## Description of the task
Collect each line holding the string "phone".

======== Listed entries

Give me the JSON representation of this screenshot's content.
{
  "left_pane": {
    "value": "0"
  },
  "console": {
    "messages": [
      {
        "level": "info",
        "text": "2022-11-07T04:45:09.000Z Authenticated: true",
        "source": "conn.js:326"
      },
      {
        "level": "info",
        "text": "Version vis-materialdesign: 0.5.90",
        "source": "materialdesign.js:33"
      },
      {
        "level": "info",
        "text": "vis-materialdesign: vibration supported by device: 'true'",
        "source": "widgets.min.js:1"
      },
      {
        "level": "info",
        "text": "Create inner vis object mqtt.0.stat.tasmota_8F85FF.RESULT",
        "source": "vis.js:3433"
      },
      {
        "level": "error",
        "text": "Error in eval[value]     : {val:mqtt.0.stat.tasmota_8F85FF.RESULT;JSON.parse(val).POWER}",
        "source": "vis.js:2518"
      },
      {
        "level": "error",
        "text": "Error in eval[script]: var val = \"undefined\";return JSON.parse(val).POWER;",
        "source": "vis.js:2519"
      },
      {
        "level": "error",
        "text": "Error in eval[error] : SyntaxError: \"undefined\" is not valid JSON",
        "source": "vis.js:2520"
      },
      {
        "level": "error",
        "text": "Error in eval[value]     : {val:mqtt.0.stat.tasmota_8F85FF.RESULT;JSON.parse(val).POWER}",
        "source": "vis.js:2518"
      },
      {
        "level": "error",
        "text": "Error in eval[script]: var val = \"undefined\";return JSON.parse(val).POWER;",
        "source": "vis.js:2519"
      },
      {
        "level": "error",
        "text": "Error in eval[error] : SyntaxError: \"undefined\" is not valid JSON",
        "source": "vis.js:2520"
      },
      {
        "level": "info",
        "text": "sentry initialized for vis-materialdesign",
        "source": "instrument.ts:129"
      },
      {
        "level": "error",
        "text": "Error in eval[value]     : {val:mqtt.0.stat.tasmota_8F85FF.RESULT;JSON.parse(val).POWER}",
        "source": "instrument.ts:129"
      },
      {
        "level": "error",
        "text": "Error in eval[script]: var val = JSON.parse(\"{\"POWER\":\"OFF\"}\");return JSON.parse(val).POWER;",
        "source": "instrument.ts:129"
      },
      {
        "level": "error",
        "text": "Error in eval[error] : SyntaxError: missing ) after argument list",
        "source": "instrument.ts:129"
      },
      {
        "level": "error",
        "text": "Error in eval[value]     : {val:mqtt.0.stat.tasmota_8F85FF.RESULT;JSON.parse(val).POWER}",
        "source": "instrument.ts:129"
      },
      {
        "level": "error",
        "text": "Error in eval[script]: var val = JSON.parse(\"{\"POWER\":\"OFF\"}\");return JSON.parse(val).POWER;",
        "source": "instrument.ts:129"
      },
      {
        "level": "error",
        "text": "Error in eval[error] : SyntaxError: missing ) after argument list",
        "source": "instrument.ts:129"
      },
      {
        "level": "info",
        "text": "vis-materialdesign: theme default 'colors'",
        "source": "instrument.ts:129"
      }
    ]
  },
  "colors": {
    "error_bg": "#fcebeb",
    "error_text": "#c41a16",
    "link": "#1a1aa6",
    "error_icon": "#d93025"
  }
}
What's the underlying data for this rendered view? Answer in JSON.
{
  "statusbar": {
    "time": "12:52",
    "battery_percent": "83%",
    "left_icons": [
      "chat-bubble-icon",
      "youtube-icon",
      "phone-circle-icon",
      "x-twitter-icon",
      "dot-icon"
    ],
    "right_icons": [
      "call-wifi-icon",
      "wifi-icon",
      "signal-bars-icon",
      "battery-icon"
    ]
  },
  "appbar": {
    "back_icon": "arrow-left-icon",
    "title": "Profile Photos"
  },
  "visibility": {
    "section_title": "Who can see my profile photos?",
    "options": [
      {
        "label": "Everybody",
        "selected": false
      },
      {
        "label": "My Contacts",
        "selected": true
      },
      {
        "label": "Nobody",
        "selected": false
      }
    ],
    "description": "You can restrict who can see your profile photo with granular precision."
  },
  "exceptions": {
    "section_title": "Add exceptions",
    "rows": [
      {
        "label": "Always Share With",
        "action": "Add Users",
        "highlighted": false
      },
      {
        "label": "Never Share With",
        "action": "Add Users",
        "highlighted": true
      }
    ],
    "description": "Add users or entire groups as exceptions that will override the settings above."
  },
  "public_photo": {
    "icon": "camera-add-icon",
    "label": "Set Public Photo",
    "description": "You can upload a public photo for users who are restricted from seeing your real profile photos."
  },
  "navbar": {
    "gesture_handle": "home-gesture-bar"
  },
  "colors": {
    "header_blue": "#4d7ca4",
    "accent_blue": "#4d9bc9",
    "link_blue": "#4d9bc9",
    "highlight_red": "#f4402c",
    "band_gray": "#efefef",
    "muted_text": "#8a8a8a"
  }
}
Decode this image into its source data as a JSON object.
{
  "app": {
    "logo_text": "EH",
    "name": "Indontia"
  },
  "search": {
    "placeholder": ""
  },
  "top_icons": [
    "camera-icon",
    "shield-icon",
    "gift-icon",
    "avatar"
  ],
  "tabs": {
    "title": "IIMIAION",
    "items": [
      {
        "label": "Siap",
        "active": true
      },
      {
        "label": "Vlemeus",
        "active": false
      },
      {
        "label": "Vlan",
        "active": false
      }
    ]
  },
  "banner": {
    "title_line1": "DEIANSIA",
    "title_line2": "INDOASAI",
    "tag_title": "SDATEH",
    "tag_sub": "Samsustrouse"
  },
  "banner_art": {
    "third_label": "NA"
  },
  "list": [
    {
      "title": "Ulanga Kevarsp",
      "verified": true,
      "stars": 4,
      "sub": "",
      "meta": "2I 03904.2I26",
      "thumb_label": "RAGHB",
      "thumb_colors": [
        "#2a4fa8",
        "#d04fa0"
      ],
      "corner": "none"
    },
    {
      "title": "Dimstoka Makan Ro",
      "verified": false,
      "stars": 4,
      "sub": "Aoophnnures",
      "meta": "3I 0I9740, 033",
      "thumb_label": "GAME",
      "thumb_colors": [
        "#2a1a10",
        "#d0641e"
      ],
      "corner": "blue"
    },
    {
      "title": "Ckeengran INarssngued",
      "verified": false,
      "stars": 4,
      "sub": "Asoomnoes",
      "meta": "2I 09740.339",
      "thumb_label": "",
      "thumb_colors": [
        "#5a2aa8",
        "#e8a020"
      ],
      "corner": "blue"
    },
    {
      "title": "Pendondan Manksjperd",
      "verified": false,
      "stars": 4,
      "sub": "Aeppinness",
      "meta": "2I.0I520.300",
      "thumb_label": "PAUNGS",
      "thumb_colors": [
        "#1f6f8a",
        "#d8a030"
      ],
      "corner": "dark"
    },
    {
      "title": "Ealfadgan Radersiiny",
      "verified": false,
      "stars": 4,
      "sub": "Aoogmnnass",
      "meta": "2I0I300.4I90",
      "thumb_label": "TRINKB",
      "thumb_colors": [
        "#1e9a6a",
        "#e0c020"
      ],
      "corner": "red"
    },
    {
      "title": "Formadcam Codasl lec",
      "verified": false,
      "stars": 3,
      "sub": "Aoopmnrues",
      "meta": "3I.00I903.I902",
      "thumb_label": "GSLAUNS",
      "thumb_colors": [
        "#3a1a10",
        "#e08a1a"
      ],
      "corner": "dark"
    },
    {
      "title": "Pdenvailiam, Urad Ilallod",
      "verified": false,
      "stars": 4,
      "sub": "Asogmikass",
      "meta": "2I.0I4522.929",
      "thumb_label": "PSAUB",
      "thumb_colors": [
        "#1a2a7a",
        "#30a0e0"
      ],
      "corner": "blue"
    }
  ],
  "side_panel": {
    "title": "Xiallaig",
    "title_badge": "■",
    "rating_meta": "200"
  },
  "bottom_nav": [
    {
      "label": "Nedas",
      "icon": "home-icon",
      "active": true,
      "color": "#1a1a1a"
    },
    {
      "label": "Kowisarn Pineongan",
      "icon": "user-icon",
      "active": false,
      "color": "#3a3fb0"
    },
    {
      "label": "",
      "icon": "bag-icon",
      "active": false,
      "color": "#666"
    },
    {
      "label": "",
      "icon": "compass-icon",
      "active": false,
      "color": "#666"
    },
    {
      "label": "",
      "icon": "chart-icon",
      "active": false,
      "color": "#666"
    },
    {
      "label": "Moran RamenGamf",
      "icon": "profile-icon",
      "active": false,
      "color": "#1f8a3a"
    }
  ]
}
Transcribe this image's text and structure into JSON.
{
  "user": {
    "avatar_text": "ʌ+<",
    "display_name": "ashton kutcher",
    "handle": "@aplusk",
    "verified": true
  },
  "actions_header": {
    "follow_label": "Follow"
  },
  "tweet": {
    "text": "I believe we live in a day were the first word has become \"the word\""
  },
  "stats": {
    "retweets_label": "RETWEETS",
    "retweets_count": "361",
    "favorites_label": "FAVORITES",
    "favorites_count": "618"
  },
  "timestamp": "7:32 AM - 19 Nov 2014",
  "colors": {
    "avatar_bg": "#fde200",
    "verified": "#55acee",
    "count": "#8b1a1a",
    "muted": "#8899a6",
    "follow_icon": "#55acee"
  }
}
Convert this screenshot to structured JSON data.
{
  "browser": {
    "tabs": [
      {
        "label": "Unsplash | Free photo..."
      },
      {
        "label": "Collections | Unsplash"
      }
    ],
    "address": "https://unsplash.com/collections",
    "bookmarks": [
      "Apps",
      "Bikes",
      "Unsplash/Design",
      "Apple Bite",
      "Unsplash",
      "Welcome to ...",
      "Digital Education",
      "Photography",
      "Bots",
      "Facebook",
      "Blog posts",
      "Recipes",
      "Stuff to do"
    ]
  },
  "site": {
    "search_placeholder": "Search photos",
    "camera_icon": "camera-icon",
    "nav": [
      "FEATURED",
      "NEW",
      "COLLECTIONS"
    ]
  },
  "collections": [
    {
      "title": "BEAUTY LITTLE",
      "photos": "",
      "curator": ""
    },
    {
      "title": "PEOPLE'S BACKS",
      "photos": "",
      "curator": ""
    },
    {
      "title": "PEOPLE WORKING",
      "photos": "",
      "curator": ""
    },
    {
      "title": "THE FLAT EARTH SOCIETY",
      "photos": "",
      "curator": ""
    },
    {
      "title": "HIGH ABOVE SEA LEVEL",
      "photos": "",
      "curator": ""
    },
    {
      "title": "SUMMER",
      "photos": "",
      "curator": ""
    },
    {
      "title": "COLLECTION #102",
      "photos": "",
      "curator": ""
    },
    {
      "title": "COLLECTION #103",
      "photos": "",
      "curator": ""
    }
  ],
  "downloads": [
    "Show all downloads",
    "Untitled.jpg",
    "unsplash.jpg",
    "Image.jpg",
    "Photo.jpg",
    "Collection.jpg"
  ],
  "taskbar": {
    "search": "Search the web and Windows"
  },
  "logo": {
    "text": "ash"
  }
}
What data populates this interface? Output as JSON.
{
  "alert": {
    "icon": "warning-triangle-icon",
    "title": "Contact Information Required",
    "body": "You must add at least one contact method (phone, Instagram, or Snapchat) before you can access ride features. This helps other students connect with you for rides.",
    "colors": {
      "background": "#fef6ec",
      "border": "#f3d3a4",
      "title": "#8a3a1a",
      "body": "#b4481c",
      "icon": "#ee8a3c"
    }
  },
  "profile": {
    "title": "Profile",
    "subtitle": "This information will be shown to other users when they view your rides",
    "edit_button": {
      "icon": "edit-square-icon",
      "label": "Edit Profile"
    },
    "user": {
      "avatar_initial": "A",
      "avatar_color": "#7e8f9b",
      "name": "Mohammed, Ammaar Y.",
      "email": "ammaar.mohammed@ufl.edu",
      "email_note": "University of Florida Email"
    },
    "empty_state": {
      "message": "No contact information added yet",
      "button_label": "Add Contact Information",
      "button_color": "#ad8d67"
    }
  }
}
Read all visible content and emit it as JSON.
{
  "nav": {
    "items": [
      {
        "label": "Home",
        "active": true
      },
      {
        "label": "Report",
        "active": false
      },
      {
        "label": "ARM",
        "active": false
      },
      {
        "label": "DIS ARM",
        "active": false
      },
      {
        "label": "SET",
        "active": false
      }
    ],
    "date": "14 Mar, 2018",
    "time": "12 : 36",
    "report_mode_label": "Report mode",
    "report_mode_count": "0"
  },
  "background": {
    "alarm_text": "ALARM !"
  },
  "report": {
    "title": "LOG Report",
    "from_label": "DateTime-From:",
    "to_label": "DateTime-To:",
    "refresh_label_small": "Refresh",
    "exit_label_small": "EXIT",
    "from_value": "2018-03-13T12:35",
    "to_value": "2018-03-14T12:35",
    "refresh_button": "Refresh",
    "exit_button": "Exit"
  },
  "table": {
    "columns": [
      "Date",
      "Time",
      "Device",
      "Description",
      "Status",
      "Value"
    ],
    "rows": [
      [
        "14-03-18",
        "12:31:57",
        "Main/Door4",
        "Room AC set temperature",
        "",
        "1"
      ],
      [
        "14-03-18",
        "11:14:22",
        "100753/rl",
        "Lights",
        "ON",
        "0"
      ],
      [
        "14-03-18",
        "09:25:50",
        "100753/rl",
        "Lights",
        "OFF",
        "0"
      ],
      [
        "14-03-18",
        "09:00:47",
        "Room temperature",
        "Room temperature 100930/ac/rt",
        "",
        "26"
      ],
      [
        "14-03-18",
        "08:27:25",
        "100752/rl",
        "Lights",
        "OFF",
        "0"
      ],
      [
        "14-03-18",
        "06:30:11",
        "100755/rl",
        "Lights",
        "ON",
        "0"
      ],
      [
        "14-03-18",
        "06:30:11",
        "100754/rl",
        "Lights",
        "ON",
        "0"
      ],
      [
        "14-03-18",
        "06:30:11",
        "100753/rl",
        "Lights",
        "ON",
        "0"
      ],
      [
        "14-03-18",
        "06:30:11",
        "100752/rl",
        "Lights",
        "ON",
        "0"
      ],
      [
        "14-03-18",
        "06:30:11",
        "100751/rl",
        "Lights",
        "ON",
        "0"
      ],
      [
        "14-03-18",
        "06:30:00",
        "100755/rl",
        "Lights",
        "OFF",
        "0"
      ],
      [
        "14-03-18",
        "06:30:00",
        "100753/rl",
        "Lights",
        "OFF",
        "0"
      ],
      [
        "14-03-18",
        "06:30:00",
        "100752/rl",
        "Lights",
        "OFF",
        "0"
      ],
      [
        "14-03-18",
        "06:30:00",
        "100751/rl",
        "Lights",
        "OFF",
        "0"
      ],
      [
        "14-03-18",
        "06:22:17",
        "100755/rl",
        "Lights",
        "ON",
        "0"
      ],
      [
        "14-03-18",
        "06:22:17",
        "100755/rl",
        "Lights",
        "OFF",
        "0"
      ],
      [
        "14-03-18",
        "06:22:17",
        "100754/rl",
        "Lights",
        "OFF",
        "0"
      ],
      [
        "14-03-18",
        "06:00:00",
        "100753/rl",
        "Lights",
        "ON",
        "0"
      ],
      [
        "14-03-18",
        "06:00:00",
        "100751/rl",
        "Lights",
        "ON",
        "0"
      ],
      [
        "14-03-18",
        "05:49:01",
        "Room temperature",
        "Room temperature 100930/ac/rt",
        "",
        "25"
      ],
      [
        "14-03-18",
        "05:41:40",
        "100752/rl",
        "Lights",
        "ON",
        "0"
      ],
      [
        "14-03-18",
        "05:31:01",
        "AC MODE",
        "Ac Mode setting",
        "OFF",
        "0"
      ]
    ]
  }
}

================

## Completed exercise
      "phone-circle-icon",
    "body": "You must add at least one contact method (phone, Instagram, or Snapchat) before you can access ride features. This helps other students connect with you for rides.",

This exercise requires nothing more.